:: Data to use
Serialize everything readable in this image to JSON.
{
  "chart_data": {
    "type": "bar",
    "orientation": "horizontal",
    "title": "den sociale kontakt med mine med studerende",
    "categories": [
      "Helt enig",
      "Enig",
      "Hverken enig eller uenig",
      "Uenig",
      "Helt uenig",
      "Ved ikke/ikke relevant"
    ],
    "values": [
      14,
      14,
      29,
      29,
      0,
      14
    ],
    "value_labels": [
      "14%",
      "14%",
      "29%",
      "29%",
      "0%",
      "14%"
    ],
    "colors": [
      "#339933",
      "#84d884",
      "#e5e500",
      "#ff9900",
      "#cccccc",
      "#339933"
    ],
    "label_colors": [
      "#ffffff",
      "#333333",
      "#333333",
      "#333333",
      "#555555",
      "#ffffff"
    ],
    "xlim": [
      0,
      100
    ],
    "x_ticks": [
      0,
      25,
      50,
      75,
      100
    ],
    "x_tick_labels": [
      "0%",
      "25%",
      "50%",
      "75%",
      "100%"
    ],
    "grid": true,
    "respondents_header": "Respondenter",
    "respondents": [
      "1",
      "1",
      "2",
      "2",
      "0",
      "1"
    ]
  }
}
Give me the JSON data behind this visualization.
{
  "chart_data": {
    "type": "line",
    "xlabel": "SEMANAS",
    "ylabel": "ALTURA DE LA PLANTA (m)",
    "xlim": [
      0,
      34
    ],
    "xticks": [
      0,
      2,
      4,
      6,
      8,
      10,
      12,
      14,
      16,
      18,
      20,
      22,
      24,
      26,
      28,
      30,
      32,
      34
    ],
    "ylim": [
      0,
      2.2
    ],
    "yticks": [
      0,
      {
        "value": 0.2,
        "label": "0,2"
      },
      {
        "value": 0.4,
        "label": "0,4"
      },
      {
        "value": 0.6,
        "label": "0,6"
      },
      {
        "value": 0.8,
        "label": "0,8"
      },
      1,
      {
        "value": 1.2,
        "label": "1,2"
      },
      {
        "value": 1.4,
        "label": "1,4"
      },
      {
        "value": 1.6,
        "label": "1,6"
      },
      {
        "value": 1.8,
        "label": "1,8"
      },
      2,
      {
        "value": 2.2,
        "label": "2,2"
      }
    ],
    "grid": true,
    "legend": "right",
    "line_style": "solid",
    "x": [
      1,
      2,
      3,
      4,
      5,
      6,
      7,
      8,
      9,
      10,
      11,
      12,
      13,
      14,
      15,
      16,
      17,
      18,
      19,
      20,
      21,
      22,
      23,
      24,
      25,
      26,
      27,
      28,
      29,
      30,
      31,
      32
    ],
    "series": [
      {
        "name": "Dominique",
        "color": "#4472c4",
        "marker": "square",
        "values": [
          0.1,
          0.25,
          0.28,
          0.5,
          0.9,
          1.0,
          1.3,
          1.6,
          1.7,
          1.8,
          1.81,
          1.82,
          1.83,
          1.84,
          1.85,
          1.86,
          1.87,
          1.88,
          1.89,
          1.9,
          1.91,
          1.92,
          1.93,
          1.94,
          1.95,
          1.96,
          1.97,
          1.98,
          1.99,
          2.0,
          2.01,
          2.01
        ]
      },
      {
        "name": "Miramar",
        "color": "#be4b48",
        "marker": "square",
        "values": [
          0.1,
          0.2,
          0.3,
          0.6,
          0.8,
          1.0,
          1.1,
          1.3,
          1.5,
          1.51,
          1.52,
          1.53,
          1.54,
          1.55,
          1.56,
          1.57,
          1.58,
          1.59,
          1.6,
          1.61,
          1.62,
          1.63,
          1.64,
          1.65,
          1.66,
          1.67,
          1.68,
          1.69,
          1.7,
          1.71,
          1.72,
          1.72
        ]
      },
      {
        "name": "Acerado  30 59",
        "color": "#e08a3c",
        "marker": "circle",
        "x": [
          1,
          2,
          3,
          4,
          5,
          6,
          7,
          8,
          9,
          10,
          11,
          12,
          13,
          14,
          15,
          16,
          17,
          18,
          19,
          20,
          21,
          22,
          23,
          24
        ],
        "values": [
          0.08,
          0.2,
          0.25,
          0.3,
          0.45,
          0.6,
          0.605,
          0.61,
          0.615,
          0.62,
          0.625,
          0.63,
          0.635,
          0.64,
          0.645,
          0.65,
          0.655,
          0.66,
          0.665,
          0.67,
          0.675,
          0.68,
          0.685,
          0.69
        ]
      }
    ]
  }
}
::::
→ **Task to complete**:
Reproduce the records in full, exactly as written.

→ **Written response**:
Serialize everything readable in this image to JSON.
{
  "chart_data": {
    "type": "bar",
    "orientation": "horizontal",
    "title": "den sociale kontakt med mine med studerende",
    "categories": [
      "Helt enig",
      "Enig",
      "Hverken enig eller uenig",
      "Uenig",
      "Helt uenig",
      "Ved ikke/ikke relevant"
    ],
    "values": [
      14,
      14,
      29,
      29,
      0,
      14
    ],
    "value_labels": [
      "14%",
      "14%",
      "29%",
      "29%",
      "0%",
      "14%"
    ],
    "colors": [
      "#339933",
      "#84d884",
      "#e5e500",
      "#ff9900",
      "#cccccc",
      "#339933"
    ],
    "label_colors": [
      "#ffffff",
      "#333333",
      "#333333",
      "#333333",
      "#555555",
      "#ffffff"
    ],
    "xlim": [
      0,
      100
    ],
    "x_ticks": [
      0,
      25,
      50,
      75,
      100
    ],
    "x_tick_labels": [
      "0%",
      "25%",
      "50%",
      "75%",
      "100%"
    ],
    "grid": true,
    "respondents_header": "Respondenter",
    "respondents": [
      "1",
      "1",
      "2",
      "2",
      "0",
      "1"
    ]
  }
}
Give me the JSON data behind this visualization.
{
  "chart_data": {
    "type": "line",
    "xlabel": "SEMANAS",
    "ylabel": "ALTURA DE LA PLANTA (m)",
    "xlim": [
      0,
      34
    ],
    "xticks": [
      0,
      2,
      4,
      6,
      8,
      10,
      12,
      14,
      16,
      18,
      20,
      22,
      24,
      26,
      28,
      30,
      32,
      34
    ],
    "ylim": [
      0,
      2.2
    ],
    "yticks": [
      0,
      {
        "value": 0.2,
        "label": "0,2"
      },
      {
        "value": 0.4,
        "label": "0,4"
      },
      {
        "value": 0.6,
        "label": "0,6"
      },
      {
        "value": 0.8,
        "label": "0,8"
      },
      1,
      {
        "value": 1.2,
        "label": "1,2"
      },
      {
        "value": 1.4,
        "label": "1,4"
      },
      {
        "value": 1.6,
        "label": "1,6"
      },
      {
        "value": 1.8,
        "label": "1,8"
      },
      2,
      {
        "value": 2.2,
        "label": "2,2"
      }
    ],
    "grid": true,
    "legend": "right",
    "line_style": "solid",
    "x": [
      1,
      2,
      3,
      4,
      5,
      6,
      7,
      8,
      9,
      10,
      11,
      12,
      13,
      14,
      15,
      16,
      17,
      18,
      19,
      20,
      21,
      22,
      23,
      24,
      25,
      26,
      27,
      28,
      29,
      30,
      31,
      32
    ],
    "series": [
      {
        "name": "Dominique",
        "color": "#4472c4",
        "marker": "square",
        "values": [
          0.1,
          0.25,
          0.28,
          0.5,
          0.9,
          1.0,
          1.3,
          1.6,
          1.7,
          1.8,
          1.81,
          1.82,
          1.83,
          1.84,
          1.85,
          1.86,
          1.87,
          1.88,
          1.89,
          1.9,
          1.91,
          1.92,
          1.93,
          1.94,
          1.95,
          1.96,
          1.97,
          1.98,
          1.99,
          2.0,
          2.01,
          2.01
        ]
      },
      {
        "name": "Miramar",
        "color": "#be4b48",
        "marker": "square",
        "values": [
          0.1,
          0.2,
          0.3,
          0.6,
          0.8,
          1.0,
          1.1,
          1.3,
          1.5,
          1.51,
          1.52,
          1.53,
          1.54,
          1.55,
          1.56,
          1.57,
          1.58,
          1.59,
          1.6,
          1.61,
          1.62,
          1.63,
          1.64,
          1.65,
          1.66,
          1.67,
          1.68,
          1.69,
          1.7,
          1.71,
          1.72,
          1.72
        ]
      },
      {
        "name": "Acerado  30 59",
        "color": "#e08a3c",
        "marker": "circle",
        "x": [
          1,
          2,
          3,
          4,
          5,
          6,
          7,
          8,
          9,
          10,
          11,
          12,
          13,
          14,
          15,
          16,
          17,
          18,
          19,
          20,
          21,
          22,
          23,
          24
        ],
        "values": [
          0.08,
          0.2,
          0.25,
          0.3,
          0.45,
          0.6,
          0.605,
          0.61,
          0.615,
          0.62,
          0.625,
          0.63,
          0.635,
          0.64,
          0.645,
          0.65,
          0.655,
          0.66,
          0.665,
          0.67,
          0.675,
          0.68,
          0.685,
          0.69
        ]
      }
    ]
  }
}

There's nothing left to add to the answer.